→ **INSTRUCTIONS FOR THE TASK**:
Pull out every line below holding the word "STRONACH".

[Records from a dataset]
=====

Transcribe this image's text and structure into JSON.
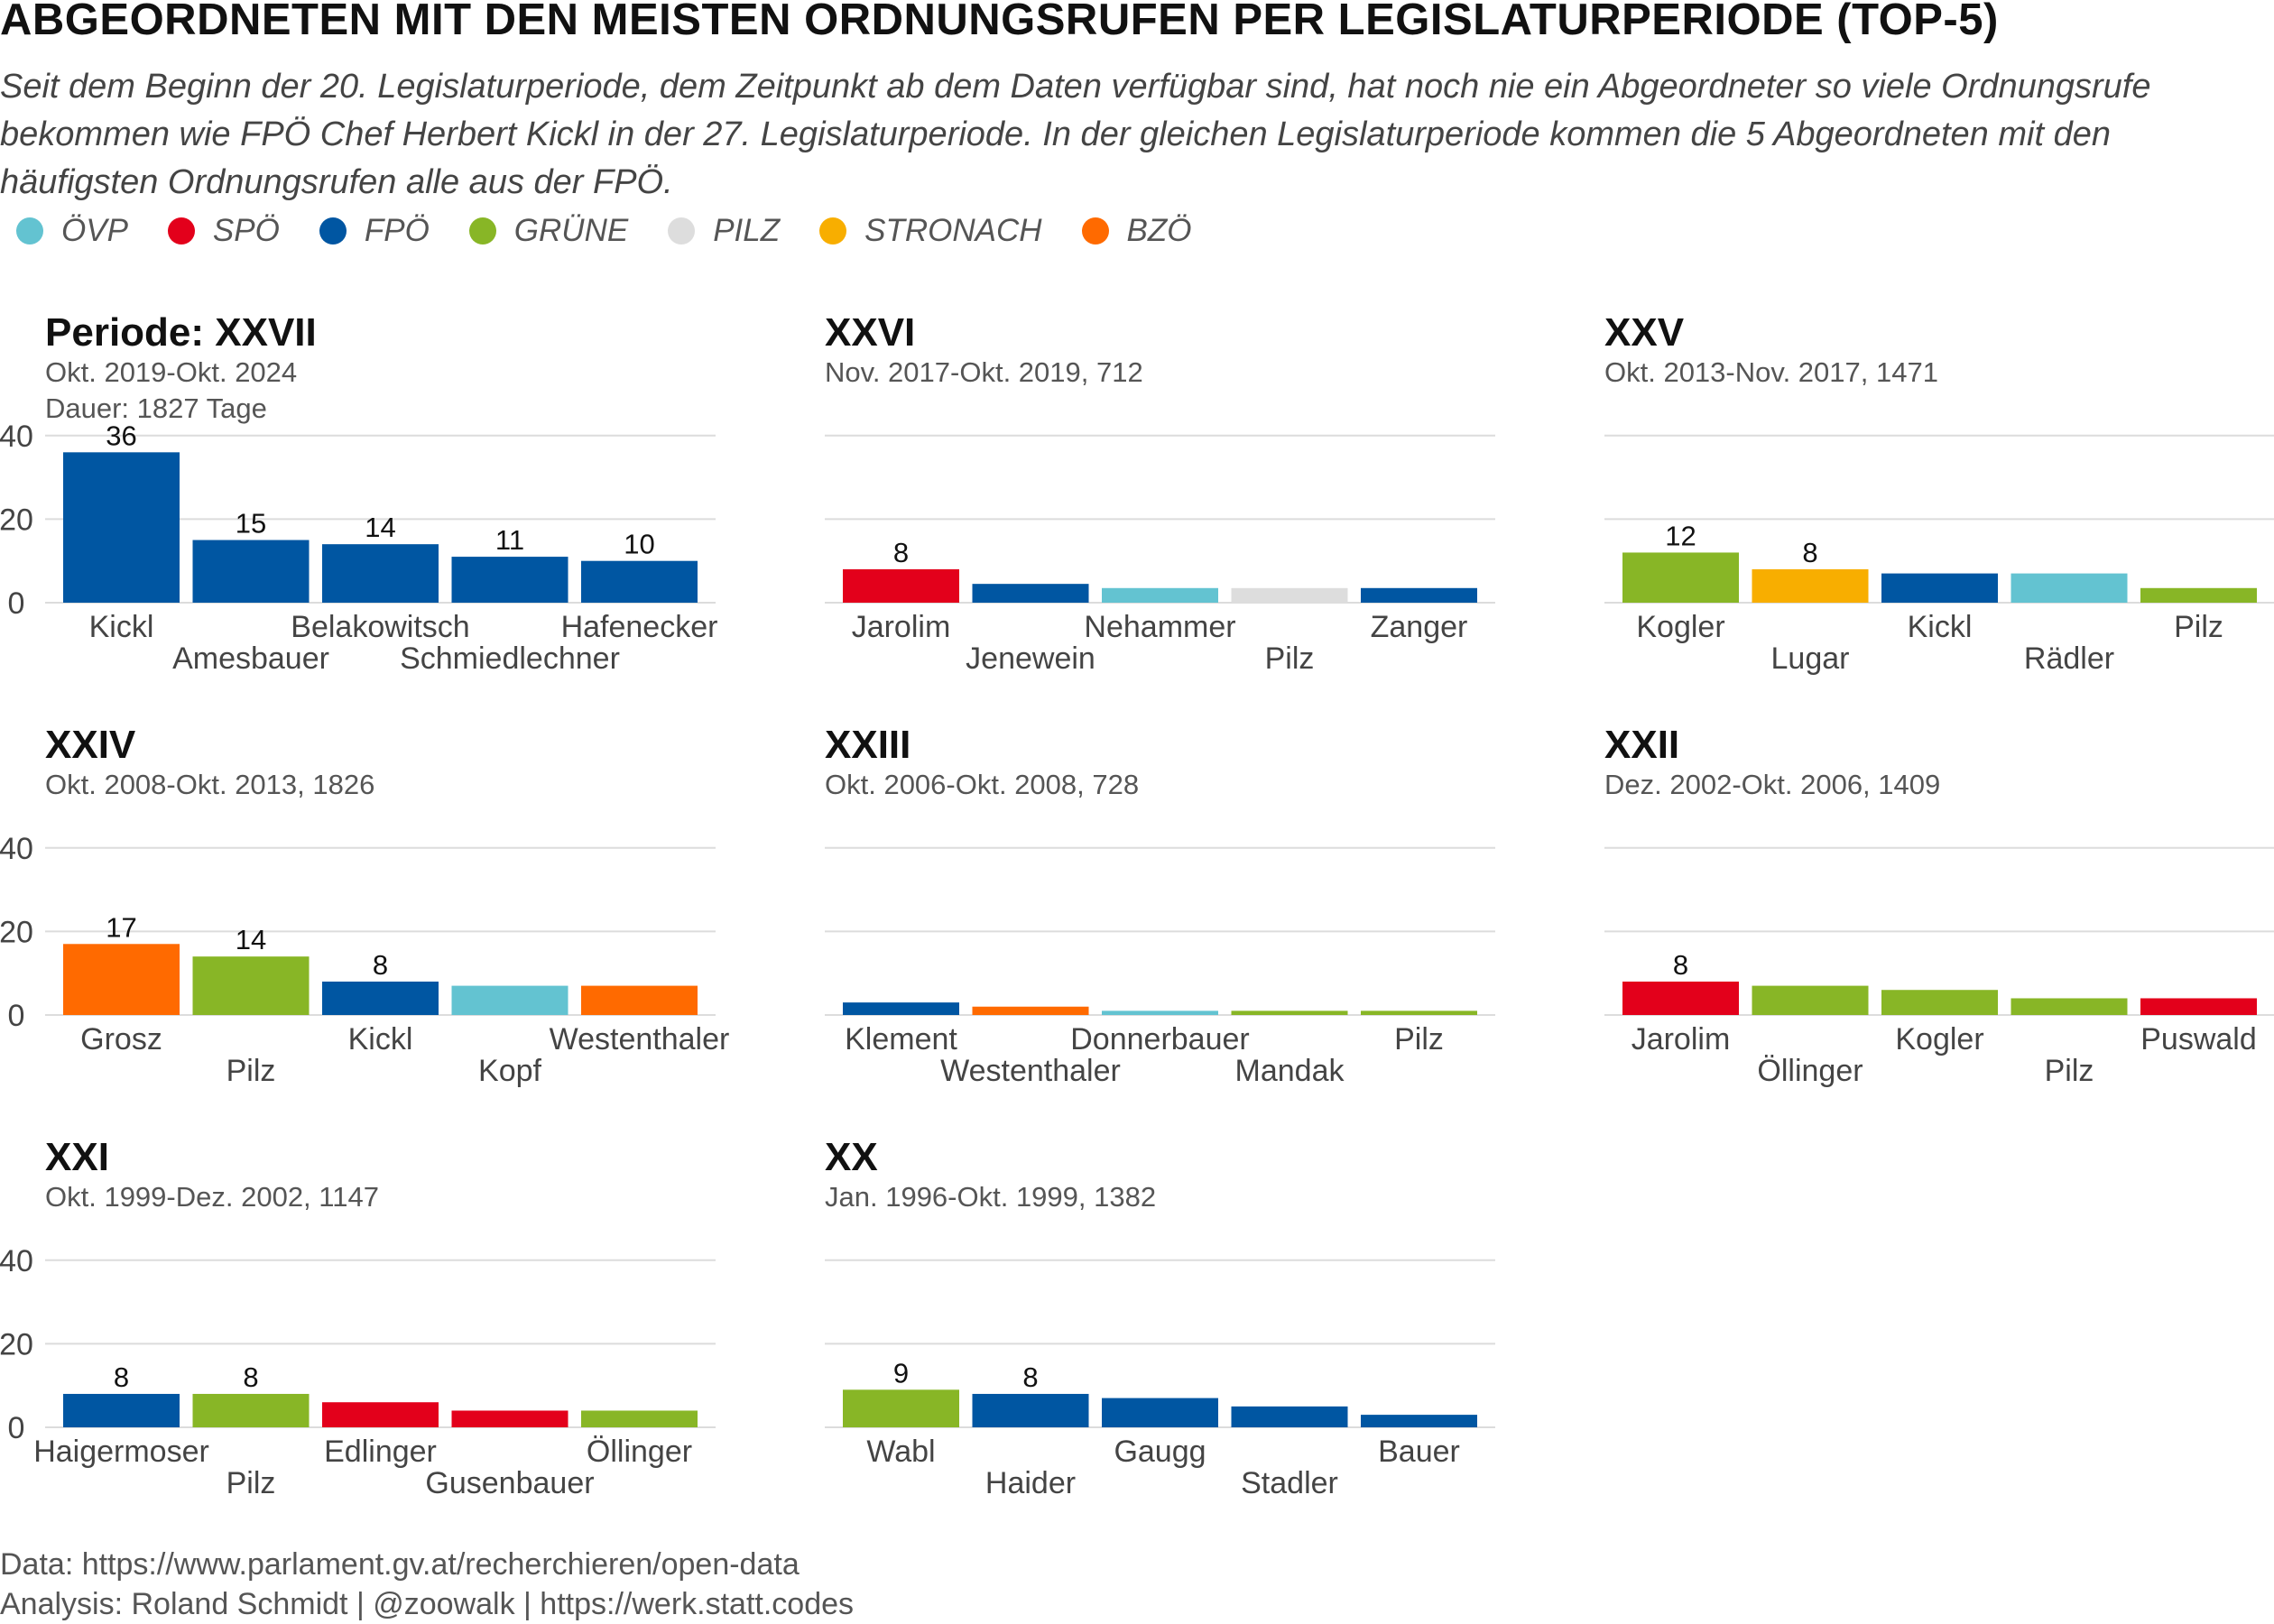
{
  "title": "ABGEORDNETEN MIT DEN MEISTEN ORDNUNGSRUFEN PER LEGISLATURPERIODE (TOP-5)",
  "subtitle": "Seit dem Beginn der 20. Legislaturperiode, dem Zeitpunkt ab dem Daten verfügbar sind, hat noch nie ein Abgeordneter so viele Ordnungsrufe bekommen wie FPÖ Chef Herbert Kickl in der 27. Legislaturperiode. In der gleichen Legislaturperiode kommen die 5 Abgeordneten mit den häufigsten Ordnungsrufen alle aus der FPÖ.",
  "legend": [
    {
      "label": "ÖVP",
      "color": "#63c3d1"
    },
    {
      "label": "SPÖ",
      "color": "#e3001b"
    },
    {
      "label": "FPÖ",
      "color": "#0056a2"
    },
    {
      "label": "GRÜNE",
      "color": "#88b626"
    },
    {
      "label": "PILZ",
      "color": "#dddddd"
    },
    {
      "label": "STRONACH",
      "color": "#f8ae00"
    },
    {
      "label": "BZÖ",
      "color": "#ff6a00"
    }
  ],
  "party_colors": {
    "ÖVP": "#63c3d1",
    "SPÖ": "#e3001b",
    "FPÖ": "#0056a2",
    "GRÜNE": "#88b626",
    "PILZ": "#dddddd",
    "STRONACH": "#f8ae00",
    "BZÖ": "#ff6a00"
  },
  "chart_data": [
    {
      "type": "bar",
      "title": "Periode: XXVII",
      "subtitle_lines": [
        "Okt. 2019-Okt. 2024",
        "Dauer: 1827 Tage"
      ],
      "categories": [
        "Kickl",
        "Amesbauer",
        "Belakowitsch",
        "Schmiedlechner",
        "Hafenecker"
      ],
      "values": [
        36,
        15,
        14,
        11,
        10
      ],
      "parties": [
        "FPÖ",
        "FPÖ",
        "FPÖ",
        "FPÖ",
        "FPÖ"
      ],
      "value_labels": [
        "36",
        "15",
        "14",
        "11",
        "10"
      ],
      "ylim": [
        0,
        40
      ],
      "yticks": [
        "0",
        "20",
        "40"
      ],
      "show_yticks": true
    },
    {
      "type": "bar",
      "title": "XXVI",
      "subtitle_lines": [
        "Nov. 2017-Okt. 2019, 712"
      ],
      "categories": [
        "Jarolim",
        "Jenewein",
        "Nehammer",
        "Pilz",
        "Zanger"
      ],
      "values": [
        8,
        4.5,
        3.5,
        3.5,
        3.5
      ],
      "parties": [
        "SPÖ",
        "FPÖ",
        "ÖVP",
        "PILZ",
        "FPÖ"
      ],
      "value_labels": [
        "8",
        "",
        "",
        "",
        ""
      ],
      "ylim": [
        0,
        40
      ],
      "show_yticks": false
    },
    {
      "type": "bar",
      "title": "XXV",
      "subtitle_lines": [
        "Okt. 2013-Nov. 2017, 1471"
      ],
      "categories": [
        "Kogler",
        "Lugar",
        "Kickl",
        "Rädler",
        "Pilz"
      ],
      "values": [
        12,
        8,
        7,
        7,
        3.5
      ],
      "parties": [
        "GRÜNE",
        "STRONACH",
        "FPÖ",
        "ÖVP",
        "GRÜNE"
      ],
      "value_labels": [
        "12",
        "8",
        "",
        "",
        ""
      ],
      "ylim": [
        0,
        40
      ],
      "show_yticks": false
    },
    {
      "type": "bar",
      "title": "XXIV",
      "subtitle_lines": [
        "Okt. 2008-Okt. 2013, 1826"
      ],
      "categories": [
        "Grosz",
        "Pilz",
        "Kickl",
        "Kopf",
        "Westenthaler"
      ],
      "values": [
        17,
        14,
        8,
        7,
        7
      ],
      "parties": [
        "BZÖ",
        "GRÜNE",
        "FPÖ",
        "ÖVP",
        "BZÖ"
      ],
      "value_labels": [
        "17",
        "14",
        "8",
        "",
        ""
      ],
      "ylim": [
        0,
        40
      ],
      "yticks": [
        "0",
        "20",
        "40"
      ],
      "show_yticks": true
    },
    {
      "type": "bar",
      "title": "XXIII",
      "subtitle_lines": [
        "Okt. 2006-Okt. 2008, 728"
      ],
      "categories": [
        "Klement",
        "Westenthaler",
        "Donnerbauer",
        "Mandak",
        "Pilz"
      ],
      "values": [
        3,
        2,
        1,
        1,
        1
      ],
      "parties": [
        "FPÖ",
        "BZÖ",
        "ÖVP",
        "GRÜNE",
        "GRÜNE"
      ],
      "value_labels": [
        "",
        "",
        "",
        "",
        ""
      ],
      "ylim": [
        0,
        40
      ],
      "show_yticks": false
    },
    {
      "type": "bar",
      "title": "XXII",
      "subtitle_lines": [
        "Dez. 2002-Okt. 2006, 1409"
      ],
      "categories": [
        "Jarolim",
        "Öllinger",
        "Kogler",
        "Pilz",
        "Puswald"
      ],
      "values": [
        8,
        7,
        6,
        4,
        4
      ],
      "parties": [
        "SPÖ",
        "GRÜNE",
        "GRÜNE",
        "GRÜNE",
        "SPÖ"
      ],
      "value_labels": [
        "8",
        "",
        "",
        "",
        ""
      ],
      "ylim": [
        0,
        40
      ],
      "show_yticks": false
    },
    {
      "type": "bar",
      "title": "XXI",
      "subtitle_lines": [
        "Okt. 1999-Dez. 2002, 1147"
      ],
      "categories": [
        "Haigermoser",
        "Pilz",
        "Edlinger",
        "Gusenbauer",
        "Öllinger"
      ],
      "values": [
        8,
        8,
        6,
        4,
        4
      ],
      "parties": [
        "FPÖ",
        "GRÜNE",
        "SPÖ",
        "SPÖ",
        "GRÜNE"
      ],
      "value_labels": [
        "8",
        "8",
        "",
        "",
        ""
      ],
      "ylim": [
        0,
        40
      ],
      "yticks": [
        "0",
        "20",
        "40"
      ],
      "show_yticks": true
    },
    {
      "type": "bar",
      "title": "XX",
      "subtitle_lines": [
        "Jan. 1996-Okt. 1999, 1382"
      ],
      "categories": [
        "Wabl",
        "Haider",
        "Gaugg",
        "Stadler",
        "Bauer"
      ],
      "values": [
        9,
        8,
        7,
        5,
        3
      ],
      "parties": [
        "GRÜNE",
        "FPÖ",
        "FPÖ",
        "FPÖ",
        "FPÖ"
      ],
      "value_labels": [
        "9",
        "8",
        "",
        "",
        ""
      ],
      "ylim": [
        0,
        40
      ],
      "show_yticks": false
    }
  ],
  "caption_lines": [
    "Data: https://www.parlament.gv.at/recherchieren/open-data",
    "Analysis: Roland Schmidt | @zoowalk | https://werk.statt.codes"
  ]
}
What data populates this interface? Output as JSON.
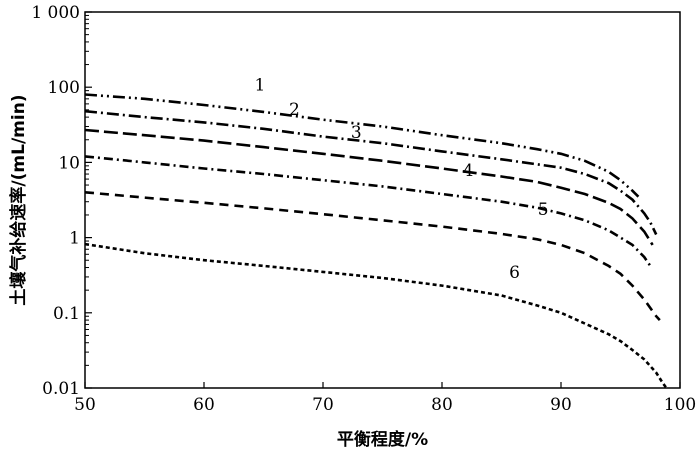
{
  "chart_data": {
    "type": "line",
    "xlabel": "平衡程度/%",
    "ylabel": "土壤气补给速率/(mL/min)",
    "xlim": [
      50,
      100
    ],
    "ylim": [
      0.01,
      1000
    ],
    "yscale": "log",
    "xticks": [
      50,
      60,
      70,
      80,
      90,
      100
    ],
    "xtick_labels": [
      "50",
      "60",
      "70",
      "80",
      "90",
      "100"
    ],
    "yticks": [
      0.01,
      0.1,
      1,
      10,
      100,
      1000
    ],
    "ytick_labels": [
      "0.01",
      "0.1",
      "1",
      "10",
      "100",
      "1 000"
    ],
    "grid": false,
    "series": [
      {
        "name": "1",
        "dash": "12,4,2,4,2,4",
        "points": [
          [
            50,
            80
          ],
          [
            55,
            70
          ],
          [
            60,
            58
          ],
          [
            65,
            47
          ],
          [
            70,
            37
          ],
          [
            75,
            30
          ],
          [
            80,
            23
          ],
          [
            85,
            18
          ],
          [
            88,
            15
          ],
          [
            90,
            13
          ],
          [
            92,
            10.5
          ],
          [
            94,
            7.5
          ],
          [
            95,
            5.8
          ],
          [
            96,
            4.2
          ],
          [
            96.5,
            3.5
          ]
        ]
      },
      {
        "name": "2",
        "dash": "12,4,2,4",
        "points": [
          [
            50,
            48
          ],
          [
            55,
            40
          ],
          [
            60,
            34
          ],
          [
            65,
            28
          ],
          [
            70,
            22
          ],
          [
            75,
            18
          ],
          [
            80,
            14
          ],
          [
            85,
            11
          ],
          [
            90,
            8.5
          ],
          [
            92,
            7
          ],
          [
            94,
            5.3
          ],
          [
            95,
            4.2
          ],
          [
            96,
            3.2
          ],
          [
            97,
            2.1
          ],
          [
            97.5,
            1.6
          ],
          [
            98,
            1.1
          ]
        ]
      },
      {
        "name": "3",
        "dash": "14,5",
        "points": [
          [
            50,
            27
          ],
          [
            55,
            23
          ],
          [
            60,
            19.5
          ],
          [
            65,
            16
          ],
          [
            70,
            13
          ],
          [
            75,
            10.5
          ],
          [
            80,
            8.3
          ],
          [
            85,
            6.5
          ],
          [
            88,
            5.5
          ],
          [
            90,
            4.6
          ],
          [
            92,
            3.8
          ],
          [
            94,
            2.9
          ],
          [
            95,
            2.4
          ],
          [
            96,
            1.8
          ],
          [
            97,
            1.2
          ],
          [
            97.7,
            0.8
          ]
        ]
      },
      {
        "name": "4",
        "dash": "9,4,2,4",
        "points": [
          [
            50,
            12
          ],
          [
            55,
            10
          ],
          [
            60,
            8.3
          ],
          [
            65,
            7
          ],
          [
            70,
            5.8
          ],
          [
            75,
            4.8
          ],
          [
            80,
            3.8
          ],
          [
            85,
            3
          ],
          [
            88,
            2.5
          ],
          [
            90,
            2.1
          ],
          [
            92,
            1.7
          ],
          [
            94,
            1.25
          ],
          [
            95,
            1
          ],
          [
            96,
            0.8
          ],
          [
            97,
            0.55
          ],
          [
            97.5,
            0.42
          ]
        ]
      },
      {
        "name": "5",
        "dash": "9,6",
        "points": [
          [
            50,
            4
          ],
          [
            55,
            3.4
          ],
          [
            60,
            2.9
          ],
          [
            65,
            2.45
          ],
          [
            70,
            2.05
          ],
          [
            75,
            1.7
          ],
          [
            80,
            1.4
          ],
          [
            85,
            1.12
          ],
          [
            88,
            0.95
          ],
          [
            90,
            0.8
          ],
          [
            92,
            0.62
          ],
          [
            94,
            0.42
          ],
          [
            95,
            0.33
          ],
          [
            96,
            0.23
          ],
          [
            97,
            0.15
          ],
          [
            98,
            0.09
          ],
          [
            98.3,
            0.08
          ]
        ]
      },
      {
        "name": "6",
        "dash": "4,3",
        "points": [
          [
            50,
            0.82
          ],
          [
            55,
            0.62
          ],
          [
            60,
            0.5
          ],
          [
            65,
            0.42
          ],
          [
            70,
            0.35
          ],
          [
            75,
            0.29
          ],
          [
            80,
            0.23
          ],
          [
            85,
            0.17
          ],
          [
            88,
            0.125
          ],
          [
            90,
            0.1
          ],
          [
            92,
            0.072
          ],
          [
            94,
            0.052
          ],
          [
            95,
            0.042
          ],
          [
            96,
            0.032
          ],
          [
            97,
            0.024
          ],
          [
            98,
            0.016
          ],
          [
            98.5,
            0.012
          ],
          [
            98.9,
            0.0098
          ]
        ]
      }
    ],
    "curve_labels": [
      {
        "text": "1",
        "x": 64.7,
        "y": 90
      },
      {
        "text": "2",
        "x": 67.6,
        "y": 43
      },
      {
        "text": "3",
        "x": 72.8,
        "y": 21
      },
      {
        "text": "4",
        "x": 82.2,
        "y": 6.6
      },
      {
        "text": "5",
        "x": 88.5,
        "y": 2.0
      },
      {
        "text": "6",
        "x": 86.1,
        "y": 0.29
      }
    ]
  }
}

=====

→ **WRITTEN RESPONSE**:
      "label": "STRONACH",
    "STRONACH": "#f8ae00",
        "STRONACH",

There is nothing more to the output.